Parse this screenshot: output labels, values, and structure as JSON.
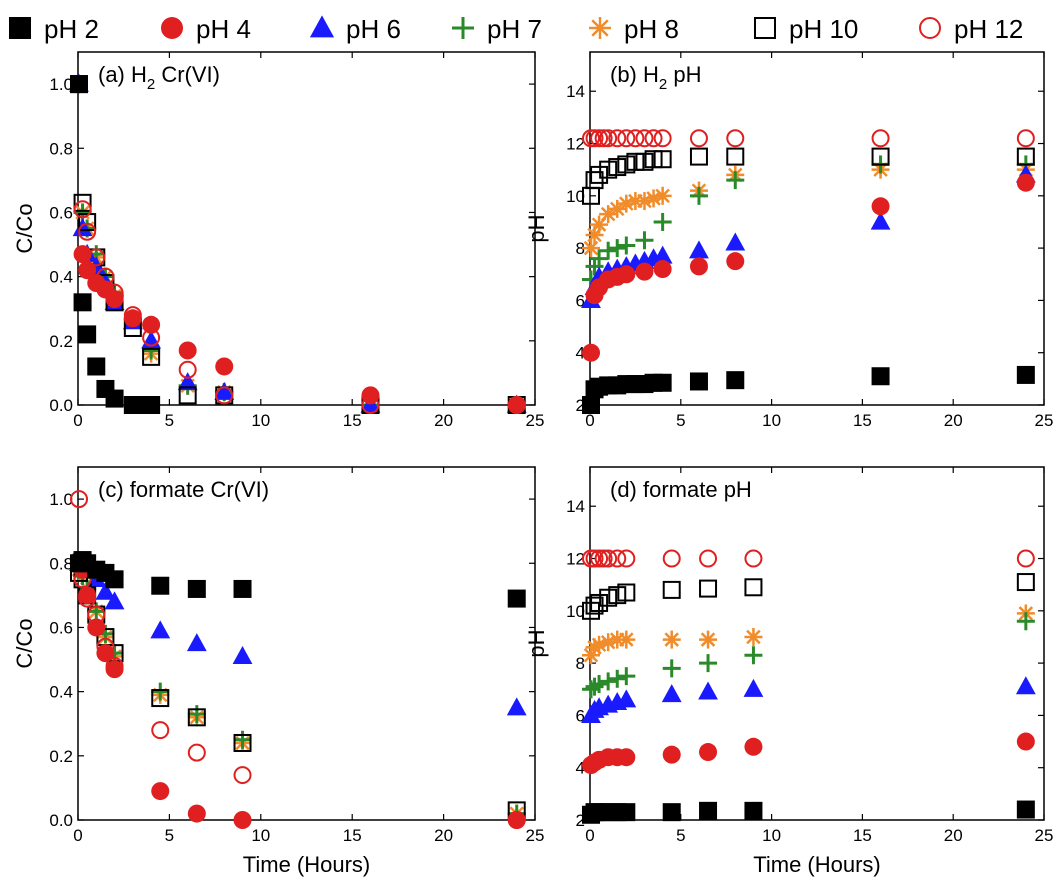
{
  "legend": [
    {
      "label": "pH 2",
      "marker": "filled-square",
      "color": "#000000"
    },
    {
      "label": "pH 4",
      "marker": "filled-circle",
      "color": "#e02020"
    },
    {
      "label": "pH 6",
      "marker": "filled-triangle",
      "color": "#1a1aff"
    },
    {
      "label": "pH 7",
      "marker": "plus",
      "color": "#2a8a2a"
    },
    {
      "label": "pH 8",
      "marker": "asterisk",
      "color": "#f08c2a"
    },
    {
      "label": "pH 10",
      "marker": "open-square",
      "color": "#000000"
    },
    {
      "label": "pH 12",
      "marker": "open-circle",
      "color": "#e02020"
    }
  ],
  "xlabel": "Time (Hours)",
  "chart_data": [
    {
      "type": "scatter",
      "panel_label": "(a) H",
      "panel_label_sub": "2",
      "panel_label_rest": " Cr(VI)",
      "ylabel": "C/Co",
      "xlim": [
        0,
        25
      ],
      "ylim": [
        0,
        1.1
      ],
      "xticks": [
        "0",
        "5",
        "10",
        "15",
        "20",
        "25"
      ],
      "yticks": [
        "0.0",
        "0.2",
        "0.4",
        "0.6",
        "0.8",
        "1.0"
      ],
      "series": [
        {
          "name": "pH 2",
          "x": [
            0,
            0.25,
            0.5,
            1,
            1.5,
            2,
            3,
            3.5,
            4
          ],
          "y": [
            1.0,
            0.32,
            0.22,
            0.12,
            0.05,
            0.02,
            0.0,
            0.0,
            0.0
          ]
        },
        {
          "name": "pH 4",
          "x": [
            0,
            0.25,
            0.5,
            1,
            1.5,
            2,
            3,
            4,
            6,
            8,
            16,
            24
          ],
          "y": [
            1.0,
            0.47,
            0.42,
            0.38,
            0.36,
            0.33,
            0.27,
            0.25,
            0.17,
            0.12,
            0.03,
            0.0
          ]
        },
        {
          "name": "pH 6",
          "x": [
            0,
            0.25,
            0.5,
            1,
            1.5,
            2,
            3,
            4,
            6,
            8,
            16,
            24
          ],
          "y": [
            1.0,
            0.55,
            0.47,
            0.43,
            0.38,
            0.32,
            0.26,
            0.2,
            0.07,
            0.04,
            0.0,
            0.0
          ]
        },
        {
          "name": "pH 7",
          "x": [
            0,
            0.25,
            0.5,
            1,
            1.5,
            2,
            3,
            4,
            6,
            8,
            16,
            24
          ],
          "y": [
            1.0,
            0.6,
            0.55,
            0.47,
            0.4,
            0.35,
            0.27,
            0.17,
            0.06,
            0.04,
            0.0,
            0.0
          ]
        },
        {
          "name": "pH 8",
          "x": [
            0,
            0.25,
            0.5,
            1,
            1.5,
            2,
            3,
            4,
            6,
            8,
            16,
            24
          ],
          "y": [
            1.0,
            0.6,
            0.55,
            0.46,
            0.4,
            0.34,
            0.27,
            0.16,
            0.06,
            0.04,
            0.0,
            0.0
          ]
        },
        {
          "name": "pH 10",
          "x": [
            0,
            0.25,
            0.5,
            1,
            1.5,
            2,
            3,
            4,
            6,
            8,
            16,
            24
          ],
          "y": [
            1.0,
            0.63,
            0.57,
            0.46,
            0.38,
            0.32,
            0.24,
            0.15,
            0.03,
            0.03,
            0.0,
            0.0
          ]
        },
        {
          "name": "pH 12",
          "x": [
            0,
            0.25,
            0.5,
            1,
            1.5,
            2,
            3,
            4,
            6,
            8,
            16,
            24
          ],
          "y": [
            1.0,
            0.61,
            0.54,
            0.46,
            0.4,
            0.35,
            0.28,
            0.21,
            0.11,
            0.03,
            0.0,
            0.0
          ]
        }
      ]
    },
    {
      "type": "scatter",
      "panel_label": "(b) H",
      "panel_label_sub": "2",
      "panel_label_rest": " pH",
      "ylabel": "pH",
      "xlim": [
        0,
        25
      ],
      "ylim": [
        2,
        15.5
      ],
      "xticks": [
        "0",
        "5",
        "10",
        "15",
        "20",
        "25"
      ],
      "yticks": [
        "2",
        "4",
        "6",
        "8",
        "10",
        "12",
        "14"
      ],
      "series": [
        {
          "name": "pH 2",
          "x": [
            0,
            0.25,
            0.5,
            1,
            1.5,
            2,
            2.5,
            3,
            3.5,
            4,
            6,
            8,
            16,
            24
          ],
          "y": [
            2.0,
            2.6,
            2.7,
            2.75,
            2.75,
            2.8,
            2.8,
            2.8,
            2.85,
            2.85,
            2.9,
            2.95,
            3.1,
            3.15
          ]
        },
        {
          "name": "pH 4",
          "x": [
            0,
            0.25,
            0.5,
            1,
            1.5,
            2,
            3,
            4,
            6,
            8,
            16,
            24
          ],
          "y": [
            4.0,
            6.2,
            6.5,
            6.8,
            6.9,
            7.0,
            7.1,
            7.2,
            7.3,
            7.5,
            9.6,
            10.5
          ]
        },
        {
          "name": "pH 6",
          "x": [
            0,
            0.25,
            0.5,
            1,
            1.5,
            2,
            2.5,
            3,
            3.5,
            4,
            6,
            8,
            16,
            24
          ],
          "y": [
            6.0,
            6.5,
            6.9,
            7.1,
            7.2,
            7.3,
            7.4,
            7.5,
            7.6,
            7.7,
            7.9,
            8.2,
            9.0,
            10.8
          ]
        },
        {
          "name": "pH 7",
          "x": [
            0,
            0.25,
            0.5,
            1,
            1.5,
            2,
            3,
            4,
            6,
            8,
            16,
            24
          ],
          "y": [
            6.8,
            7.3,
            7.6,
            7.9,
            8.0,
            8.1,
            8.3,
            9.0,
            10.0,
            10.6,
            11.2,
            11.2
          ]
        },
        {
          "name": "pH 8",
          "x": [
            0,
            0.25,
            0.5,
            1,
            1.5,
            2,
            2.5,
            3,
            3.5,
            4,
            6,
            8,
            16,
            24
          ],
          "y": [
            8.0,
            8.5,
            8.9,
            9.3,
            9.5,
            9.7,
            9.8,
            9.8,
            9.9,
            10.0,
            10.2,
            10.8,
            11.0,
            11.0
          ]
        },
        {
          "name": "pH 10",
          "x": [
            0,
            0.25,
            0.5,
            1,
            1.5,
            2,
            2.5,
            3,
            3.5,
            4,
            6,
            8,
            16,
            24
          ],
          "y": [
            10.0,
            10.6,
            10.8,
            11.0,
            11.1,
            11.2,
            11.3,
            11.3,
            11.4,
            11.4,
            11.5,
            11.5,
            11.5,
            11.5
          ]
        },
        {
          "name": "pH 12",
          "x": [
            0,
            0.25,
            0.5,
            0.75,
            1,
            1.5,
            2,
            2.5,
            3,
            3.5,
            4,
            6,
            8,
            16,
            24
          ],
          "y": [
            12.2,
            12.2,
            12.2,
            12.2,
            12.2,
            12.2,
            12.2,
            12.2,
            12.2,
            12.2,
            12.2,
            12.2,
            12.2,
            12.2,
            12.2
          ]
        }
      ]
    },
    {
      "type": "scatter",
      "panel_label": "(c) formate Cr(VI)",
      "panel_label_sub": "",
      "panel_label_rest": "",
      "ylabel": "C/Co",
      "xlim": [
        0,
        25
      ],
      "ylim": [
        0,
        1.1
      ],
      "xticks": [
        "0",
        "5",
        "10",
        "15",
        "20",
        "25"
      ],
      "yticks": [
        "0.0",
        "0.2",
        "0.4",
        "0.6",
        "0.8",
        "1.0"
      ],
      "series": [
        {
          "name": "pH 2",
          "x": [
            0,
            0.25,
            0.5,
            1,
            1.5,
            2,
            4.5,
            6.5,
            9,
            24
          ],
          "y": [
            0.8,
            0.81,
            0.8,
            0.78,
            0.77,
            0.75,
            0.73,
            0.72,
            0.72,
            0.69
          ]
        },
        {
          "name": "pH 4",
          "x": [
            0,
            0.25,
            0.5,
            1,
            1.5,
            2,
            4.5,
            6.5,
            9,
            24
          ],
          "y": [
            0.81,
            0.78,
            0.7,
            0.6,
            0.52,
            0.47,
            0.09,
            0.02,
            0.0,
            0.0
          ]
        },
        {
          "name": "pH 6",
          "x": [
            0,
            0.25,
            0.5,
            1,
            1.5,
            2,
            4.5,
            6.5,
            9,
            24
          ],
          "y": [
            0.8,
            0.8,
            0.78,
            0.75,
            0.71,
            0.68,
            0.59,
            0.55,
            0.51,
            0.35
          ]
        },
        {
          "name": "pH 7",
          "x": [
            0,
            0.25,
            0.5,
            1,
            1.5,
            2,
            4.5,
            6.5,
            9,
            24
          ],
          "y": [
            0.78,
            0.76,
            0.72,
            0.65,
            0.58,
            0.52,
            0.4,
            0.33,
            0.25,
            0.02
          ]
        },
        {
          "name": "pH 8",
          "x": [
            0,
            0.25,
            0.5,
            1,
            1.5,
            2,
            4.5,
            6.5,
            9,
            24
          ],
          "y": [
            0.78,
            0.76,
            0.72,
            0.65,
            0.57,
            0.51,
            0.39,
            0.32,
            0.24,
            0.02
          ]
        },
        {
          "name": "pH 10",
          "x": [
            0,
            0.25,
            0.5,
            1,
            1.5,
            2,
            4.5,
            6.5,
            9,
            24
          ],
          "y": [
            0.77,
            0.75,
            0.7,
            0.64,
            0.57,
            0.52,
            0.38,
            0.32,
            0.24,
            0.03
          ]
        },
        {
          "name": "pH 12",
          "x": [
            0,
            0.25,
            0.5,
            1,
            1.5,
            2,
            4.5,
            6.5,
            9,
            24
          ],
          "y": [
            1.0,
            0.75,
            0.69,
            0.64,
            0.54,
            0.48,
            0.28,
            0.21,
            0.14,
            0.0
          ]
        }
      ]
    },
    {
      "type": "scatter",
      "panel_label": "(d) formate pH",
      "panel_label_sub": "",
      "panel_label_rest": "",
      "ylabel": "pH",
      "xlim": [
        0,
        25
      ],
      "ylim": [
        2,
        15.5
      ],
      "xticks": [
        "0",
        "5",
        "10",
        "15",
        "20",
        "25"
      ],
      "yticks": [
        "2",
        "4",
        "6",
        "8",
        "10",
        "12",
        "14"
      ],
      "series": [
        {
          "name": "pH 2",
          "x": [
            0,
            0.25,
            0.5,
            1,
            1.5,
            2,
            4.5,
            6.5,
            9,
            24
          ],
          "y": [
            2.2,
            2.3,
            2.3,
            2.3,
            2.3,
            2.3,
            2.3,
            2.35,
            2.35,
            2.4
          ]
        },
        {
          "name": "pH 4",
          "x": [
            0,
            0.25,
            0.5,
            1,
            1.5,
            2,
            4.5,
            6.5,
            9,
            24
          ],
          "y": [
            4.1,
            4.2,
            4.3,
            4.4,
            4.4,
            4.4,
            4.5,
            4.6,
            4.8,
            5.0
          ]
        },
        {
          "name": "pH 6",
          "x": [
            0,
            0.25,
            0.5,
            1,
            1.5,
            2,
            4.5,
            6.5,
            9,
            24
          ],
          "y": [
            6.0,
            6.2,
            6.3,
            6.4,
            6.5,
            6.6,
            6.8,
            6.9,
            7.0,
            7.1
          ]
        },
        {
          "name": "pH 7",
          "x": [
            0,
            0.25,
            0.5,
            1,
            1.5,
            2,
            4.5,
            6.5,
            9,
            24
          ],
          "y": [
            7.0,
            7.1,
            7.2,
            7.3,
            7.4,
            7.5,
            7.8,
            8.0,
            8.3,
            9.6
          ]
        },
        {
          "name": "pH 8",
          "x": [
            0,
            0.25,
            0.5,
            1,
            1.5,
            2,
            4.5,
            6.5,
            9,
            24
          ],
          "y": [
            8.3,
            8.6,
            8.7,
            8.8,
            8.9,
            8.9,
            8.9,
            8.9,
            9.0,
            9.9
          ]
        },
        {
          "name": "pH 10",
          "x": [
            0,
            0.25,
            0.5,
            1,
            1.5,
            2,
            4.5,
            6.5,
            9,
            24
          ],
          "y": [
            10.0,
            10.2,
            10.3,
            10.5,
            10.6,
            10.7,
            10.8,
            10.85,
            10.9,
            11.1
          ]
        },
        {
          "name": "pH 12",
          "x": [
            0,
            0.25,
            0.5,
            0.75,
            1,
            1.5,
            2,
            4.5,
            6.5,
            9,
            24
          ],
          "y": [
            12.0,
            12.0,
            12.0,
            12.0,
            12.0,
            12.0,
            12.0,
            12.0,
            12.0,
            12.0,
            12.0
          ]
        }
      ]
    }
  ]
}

========================================

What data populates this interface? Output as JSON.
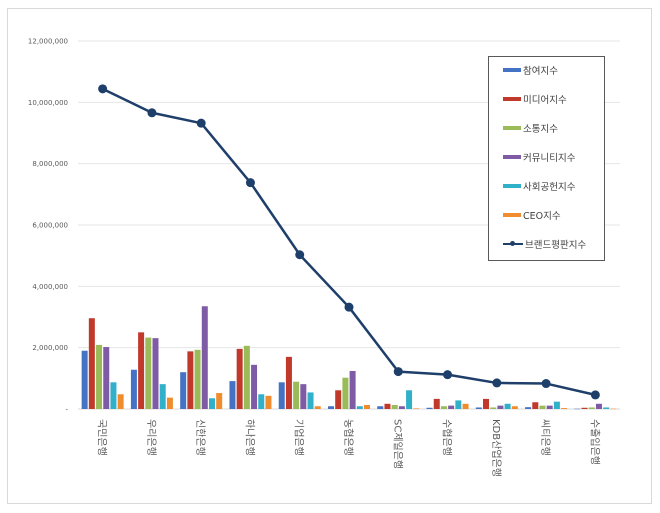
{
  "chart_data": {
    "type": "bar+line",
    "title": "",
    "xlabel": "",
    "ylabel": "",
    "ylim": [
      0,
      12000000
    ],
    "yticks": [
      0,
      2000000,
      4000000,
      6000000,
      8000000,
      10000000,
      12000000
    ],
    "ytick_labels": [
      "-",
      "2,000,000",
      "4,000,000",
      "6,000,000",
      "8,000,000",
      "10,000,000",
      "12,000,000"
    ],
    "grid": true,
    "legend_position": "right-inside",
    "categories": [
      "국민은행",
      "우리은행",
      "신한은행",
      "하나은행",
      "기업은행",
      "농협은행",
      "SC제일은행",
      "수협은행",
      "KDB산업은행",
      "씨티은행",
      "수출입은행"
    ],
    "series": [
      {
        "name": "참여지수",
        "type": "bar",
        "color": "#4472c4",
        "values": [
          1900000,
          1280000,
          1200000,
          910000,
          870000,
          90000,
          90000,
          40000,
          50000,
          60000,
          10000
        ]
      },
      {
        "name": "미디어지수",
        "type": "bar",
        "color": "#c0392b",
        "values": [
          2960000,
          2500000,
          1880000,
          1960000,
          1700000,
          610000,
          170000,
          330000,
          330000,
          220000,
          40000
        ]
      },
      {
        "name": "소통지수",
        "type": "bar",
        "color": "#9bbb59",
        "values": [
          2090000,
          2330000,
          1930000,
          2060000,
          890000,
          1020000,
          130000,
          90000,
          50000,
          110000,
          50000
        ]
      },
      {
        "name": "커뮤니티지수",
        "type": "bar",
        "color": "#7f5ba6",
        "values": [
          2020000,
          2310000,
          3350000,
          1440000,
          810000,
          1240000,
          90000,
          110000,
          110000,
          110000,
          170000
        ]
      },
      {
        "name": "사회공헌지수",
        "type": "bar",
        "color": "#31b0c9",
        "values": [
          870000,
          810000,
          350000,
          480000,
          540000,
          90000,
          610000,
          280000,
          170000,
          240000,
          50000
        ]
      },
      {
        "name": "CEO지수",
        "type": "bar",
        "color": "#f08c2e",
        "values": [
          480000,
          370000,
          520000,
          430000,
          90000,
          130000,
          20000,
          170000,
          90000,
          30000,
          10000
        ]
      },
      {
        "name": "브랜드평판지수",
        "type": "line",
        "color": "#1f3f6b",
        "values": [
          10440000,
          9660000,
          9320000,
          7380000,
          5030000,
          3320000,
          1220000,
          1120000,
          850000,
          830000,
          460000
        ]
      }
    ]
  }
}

========================================

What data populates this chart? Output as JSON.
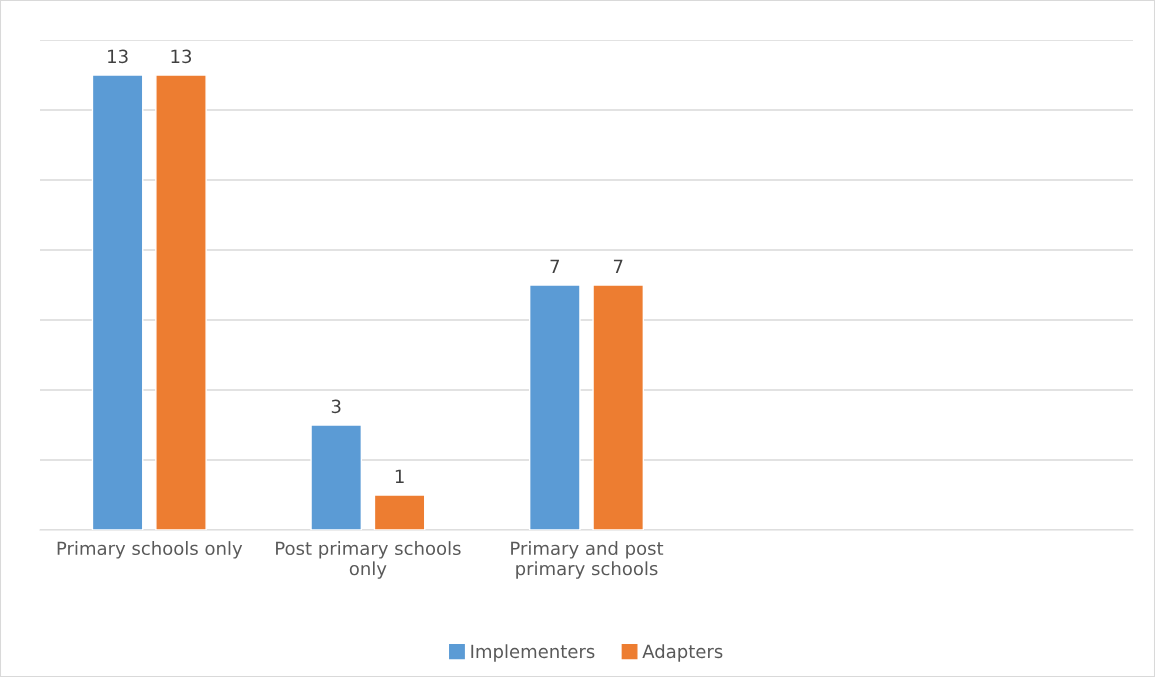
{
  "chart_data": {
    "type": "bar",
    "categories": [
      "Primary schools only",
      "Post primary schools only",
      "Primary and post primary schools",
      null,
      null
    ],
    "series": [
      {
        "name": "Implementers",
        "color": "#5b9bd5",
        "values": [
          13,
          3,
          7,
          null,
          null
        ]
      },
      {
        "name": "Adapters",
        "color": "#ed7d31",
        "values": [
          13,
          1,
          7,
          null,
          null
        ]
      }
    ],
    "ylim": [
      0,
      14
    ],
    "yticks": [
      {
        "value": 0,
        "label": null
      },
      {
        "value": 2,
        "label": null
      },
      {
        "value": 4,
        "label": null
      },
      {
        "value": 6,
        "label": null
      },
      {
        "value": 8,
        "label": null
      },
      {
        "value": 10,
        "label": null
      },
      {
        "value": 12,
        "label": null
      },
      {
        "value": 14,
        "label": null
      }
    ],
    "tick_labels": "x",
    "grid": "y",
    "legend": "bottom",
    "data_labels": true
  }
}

========================================

_What the task asks_
From the entries above, extract every line where the word "populates" appears.

_Finished exercise_
What data populates this interface? Output as JSON.
What data populates this chart? Output as JSON.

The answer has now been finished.